In the entries below, identify every line with the string "color" and copy it.

* start Provided data *

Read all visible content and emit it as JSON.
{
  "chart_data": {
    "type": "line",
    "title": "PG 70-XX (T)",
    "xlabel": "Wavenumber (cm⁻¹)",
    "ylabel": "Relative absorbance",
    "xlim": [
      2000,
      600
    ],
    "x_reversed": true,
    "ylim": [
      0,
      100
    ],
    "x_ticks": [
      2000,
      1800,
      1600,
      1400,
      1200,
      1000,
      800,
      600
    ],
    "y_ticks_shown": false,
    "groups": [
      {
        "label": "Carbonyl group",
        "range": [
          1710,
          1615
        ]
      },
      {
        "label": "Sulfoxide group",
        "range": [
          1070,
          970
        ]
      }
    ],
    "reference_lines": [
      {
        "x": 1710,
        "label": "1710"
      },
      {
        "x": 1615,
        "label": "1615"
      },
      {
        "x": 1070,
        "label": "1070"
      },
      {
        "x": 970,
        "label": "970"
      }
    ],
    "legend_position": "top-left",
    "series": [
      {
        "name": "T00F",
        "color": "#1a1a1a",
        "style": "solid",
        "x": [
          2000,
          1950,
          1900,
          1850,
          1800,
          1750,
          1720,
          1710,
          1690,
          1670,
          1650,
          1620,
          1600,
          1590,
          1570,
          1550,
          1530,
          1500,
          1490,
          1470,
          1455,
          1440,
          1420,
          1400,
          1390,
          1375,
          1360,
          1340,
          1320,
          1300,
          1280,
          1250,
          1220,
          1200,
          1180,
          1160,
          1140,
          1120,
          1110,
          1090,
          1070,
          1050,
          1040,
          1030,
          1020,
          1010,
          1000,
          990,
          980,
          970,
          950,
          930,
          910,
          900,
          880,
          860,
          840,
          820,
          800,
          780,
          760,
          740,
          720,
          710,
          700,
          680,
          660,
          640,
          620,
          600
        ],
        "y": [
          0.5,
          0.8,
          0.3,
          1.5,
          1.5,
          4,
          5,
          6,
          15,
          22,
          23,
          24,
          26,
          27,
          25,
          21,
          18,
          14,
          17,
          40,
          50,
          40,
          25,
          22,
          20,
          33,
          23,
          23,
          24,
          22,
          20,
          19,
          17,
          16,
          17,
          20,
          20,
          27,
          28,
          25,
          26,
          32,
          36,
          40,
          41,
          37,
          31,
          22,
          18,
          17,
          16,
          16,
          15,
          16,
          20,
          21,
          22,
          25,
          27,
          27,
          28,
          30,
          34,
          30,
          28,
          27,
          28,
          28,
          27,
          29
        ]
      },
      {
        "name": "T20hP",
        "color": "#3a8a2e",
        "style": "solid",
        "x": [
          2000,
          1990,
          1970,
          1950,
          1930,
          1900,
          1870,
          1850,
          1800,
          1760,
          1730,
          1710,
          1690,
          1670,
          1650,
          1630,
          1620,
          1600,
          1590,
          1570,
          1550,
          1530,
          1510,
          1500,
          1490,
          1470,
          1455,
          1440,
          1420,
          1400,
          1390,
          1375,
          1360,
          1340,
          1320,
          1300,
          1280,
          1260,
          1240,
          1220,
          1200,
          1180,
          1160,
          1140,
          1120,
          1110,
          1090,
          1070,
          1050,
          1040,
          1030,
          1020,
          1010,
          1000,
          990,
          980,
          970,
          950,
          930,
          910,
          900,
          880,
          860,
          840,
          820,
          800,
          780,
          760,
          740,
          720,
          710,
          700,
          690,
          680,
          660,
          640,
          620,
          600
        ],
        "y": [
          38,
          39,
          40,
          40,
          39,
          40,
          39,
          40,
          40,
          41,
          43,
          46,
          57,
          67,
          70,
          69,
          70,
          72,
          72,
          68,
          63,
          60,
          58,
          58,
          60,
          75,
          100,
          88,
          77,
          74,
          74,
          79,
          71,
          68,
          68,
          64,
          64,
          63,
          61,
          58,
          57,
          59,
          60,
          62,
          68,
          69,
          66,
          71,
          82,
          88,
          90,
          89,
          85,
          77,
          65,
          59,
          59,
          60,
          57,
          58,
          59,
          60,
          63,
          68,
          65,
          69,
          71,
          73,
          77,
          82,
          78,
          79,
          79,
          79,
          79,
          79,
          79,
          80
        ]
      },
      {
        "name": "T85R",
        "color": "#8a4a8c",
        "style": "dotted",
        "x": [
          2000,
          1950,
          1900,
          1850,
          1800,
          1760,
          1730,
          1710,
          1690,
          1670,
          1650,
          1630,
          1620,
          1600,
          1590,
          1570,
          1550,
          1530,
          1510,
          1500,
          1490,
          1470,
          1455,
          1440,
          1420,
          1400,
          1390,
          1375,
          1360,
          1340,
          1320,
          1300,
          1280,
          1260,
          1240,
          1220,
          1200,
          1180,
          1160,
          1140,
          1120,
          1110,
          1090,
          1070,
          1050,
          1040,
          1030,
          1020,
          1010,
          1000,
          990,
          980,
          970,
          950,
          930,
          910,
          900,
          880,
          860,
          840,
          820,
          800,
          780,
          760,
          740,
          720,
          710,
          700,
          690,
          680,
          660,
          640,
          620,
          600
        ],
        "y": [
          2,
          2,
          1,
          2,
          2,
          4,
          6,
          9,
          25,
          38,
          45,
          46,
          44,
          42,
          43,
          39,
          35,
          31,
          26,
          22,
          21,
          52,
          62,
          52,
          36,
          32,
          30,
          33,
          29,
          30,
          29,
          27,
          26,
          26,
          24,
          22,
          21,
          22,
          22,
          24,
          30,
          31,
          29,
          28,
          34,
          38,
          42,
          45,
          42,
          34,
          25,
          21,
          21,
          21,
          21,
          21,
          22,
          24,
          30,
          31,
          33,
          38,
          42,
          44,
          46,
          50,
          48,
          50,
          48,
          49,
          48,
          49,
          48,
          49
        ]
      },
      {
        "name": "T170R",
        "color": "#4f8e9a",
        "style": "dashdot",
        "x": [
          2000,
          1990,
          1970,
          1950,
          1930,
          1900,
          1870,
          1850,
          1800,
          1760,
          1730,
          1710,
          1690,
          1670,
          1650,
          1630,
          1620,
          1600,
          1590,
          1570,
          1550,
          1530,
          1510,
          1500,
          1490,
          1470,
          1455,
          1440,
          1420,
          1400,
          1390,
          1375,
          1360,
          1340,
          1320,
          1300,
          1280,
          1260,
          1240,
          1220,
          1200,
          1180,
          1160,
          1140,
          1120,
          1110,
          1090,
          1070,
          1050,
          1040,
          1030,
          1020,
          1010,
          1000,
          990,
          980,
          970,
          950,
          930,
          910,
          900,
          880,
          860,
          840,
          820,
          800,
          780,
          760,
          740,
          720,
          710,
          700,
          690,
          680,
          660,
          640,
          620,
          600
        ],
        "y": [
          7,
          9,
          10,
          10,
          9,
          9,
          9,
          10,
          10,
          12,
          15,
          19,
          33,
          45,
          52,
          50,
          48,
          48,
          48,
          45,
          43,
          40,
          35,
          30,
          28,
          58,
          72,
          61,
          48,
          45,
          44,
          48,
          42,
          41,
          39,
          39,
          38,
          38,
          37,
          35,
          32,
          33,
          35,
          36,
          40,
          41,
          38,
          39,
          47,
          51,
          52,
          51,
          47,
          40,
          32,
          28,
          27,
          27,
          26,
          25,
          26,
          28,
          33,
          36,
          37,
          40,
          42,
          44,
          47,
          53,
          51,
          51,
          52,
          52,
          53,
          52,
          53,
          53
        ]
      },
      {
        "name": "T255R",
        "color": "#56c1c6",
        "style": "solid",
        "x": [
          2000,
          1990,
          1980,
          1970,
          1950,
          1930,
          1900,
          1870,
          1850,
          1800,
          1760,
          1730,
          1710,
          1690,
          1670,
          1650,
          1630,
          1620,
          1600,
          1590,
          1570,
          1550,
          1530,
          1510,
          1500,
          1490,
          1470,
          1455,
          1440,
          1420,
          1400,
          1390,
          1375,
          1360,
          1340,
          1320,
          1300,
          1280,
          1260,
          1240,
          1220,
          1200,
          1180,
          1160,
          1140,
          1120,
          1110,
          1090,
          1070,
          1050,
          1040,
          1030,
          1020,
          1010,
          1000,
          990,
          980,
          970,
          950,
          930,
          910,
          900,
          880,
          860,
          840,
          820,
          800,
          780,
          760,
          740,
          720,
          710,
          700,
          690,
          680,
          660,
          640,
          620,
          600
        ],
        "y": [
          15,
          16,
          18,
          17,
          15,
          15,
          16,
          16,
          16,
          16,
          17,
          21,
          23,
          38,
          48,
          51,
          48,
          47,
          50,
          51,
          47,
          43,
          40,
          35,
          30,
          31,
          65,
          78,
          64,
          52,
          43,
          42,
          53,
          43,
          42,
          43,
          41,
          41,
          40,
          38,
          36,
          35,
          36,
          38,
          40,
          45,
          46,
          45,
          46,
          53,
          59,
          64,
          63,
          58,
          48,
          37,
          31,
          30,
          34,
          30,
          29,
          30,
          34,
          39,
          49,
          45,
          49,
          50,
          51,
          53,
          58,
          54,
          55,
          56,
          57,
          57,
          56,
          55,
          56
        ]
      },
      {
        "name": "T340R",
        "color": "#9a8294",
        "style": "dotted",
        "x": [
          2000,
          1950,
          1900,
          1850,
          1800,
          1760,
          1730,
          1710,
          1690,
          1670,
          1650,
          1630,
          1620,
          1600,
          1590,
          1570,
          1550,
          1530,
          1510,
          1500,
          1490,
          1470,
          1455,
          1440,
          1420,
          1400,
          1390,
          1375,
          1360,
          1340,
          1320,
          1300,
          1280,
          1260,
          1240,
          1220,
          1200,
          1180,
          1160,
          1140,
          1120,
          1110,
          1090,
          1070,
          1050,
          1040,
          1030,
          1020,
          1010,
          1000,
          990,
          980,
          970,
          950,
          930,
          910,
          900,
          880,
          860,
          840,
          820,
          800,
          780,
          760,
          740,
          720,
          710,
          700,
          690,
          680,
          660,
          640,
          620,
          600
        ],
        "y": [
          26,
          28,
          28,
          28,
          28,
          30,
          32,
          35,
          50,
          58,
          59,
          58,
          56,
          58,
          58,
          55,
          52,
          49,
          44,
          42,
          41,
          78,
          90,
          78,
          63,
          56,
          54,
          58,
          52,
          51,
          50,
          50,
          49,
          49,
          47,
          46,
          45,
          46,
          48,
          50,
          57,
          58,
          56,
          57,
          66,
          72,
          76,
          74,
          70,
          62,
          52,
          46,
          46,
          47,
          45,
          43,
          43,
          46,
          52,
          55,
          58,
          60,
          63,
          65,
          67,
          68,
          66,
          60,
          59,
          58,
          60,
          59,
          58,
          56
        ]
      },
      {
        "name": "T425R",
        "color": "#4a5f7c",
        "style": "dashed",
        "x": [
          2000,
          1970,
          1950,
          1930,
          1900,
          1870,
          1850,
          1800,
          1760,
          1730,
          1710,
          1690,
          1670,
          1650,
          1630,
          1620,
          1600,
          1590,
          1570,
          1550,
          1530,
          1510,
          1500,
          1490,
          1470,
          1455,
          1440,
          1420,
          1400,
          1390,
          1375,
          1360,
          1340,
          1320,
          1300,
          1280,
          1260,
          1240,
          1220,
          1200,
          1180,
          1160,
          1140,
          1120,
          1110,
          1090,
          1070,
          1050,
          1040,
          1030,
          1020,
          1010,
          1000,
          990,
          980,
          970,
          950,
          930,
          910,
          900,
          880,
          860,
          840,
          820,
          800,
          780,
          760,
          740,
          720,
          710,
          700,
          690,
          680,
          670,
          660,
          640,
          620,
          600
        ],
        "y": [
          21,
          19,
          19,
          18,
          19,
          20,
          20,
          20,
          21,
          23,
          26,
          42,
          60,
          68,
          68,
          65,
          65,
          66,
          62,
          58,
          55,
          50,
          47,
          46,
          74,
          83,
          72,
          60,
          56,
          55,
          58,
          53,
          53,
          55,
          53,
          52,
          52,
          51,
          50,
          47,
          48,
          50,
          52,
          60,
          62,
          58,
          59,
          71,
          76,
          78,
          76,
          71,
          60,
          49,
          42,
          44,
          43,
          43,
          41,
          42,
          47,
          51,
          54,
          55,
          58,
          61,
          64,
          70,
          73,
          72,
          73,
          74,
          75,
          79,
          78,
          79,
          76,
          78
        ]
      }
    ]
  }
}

* end Provided data *

- _Result of the exercise_
        "color": "#1a1a1a",
        "color": "#3a8a2e",
        "color": "#8a4a8c",
        "color": "#4f8e9a",
        "color": "#56c1c6",
        "color": "#9a8294",
        "color": "#4a5f7c",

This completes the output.